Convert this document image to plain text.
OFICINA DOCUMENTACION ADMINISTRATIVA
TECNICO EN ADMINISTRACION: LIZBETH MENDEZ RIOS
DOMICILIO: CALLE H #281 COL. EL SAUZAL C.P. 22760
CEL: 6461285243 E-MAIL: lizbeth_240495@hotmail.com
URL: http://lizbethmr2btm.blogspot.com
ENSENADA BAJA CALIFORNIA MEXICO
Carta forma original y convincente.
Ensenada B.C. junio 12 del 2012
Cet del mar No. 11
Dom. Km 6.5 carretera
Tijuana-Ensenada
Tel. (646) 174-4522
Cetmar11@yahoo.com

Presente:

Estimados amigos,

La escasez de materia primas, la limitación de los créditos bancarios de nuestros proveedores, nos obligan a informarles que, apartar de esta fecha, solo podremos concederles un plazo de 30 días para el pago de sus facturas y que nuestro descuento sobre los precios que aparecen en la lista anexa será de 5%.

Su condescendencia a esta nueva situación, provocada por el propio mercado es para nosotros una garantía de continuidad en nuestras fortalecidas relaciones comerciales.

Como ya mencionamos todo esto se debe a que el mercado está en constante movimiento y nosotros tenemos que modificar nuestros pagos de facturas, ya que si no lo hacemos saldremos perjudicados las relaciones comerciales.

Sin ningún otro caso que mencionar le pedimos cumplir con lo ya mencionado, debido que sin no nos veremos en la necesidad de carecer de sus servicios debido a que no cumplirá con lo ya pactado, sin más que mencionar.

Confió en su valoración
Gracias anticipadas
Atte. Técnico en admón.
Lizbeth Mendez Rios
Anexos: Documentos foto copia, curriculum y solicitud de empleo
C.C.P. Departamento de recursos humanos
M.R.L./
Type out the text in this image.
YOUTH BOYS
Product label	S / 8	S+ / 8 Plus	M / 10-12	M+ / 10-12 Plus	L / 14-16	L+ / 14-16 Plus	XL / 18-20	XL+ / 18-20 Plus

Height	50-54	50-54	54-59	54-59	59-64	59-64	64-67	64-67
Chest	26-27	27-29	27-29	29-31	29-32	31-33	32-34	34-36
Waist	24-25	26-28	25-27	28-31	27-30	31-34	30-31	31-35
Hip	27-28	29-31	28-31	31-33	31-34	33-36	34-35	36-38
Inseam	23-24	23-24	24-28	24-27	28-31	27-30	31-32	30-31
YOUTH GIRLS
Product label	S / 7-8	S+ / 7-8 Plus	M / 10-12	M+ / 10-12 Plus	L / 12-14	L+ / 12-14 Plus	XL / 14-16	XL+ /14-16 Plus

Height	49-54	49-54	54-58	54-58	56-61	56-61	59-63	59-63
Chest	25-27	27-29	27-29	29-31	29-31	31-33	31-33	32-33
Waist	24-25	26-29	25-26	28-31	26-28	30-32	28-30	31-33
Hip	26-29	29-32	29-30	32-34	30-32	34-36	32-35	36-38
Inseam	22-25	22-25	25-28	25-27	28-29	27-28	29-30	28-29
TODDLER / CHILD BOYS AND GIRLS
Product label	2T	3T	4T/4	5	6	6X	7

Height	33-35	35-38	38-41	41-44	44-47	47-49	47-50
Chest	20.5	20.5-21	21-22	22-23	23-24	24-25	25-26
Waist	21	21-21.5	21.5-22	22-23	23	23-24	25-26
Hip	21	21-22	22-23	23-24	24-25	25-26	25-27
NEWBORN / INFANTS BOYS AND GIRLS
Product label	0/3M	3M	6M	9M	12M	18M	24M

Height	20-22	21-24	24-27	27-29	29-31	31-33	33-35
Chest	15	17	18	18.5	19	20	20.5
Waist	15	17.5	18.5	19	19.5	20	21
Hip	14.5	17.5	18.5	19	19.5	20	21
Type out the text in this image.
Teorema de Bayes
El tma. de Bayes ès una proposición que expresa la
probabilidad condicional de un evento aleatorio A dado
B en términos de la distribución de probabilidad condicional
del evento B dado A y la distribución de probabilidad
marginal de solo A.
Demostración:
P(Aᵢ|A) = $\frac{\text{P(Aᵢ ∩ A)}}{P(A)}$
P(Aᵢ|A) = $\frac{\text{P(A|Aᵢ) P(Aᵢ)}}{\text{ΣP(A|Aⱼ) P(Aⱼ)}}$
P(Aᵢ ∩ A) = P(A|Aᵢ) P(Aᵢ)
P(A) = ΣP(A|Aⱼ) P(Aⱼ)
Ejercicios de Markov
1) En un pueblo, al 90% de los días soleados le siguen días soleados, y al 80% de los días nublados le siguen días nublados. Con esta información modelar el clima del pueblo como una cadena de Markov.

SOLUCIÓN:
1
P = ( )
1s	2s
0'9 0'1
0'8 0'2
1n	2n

Requirement:
Return every line above in which the string "BOYS" occurs.

Result below:
YOUTH BOYS
TODDLER / CHILD BOYS AND GIRLS
NEWBORN / INFANTS BOYS AND GIRLS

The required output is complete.